Directions for this task
Present the data once more in exactly its original form.

Data excerpts
------------------------------

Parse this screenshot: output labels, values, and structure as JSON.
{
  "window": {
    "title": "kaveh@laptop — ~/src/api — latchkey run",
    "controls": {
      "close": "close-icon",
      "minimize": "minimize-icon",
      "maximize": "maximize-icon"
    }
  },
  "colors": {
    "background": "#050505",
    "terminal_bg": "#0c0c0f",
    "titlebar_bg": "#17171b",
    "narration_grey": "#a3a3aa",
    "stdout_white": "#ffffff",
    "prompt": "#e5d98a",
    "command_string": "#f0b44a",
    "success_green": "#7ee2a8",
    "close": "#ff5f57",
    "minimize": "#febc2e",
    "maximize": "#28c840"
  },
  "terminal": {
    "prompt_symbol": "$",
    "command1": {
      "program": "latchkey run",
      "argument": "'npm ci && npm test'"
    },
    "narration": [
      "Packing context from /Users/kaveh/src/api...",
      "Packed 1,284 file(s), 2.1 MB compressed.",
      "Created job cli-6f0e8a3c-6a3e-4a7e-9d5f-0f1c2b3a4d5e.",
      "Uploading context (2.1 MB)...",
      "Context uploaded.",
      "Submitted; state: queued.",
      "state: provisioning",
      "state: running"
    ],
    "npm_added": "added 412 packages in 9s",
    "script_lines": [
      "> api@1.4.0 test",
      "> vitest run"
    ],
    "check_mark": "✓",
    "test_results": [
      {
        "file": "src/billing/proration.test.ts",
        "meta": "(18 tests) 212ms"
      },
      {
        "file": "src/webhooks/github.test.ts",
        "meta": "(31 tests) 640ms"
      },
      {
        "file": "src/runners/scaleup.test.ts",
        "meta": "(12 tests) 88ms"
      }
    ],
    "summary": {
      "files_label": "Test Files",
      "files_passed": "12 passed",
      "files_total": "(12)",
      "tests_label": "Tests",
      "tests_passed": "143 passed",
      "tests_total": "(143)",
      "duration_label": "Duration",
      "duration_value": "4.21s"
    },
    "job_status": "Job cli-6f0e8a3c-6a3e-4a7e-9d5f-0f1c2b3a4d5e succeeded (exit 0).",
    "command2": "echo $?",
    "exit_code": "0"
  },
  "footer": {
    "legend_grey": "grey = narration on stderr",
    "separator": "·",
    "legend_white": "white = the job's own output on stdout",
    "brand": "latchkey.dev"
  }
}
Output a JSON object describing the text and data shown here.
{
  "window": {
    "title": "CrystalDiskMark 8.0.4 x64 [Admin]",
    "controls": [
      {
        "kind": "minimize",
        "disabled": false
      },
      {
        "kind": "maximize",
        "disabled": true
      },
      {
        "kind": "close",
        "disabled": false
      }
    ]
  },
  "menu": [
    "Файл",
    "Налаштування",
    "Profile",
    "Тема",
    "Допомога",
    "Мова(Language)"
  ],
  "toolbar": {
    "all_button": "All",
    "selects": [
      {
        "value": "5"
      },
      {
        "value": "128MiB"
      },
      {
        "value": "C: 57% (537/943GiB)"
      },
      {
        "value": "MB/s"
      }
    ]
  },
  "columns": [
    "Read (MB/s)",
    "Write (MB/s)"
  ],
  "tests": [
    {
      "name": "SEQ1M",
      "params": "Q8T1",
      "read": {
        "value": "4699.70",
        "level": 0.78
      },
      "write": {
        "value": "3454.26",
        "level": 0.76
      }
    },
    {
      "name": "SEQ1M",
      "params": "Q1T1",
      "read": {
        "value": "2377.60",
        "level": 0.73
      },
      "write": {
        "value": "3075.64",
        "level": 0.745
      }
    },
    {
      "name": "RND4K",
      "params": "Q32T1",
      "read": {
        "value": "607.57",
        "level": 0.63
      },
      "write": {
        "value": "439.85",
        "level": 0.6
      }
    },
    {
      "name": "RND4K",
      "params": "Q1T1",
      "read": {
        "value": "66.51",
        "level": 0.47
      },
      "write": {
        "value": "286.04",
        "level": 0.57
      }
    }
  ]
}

------------------------------

Task solution
Parse this screenshot: output labels, values, and structure as JSON.
{
  "window": {
    "title": "kaveh@laptop — ~/src/api — latchkey run",
    "controls": {
      "close": "close-icon",
      "minimize": "minimize-icon",
      "maximize": "maximize-icon"
    }
  },
  "colors": {
    "background": "#050505",
    "terminal_bg": "#0c0c0f",
    "titlebar_bg": "#17171b",
    "narration_grey": "#a3a3aa",
    "stdout_white": "#ffffff",
    "prompt": "#e5d98a",
    "command_string": "#f0b44a",
    "success_green": "#7ee2a8",
    "close": "#ff5f57",
    "minimize": "#febc2e",
    "maximize": "#28c840"
  },
  "terminal": {
    "prompt_symbol": "$",
    "command1": {
      "program": "latchkey run",
      "argument": "'npm ci && npm test'"
    },
    "narration": [
      "Packing context from /Users/kaveh/src/api...",
      "Packed 1,284 file(s), 2.1 MB compressed.",
      "Created job cli-6f0e8a3c-6a3e-4a7e-9d5f-0f1c2b3a4d5e.",
      "Uploading context (2.1 MB)...",
      "Context uploaded.",
      "Submitted; state: queued.",
      "state: provisioning",
      "state: running"
    ],
    "npm_added": "added 412 packages in 9s",
    "script_lines": [
      "> api@1.4.0 test",
      "> vitest run"
    ],
    "check_mark": "✓",
    "test_results": [
      {
        "file": "src/billing/proration.test.ts",
        "meta": "(18 tests) 212ms"
      },
      {
        "file": "src/webhooks/github.test.ts",
        "meta": "(31 tests) 640ms"
      },
      {
        "file": "src/runners/scaleup.test.ts",
        "meta": "(12 tests) 88ms"
      }
    ],
    "summary": {
      "files_label": "Test Files",
      "files_passed": "12 passed",
      "files_total": "(12)",
      "tests_label": "Tests",
      "tests_passed": "143 passed",
      "tests_total": "(143)",
      "duration_label": "Duration",
      "duration_value": "4.21s"
    },
    "job_status": "Job cli-6f0e8a3c-6a3e-4a7e-9d5f-0f1c2b3a4d5e succeeded (exit 0).",
    "command2": "echo $?",
    "exit_code": "0"
  },
  "footer": {
    "legend_grey": "grey = narration on stderr",
    "separator": "·",
    "legend_white": "white = the job's own output on stdout",
    "brand": "latchkey.dev"
  }
}
Output a JSON object describing the text and data shown here.
{
  "window": {
    "title": "CrystalDiskMark 8.0.4 x64 [Admin]",
    "controls": [
      {
        "kind": "minimize",
        "disabled": false
      },
      {
        "kind": "maximize",
        "disabled": true
      },
      {
        "kind": "close",
        "disabled": false
      }
    ]
  },
  "menu": [
    "Файл",
    "Налаштування",
    "Profile",
    "Тема",
    "Допомога",
    "Мова(Language)"
  ],
  "toolbar": {
    "all_button": "All",
    "selects": [
      {
        "value": "5"
      },
      {
        "value": "128MiB"
      },
      {
        "value": "C: 57% (537/943GiB)"
      },
      {
        "value": "MB/s"
      }
    ]
  },
  "columns": [
    "Read (MB/s)",
    "Write (MB/s)"
  ],
  "tests": [
    {
      "name": "SEQ1M",
      "params": "Q8T1",
      "read": {
        "value": "4699.70",
        "level": 0.78
      },
      "write": {
        "value": "3454.26",
        "level": 0.76
      }
    },
    {
      "name": "SEQ1M",
      "params": "Q1T1",
      "read": {
        "value": "2377.60",
        "level": 0.73
      },
      "write": {
        "value": "3075.64",
        "level": 0.745
      }
    },
    {
      "name": "RND4K",
      "params": "Q32T1",
      "read": {
        "value": "607.57",
        "level": 0.63
      },
      "write": {
        "value": "439.85",
        "level": 0.6
      }
    },
    {
      "name": "RND4K",
      "params": "Q1T1",
      "read": {
        "value": "66.51",
        "level": 0.47
      },
      "write": {
        "value": "286.04",
        "level": 0.57
      }
    }
  ]
}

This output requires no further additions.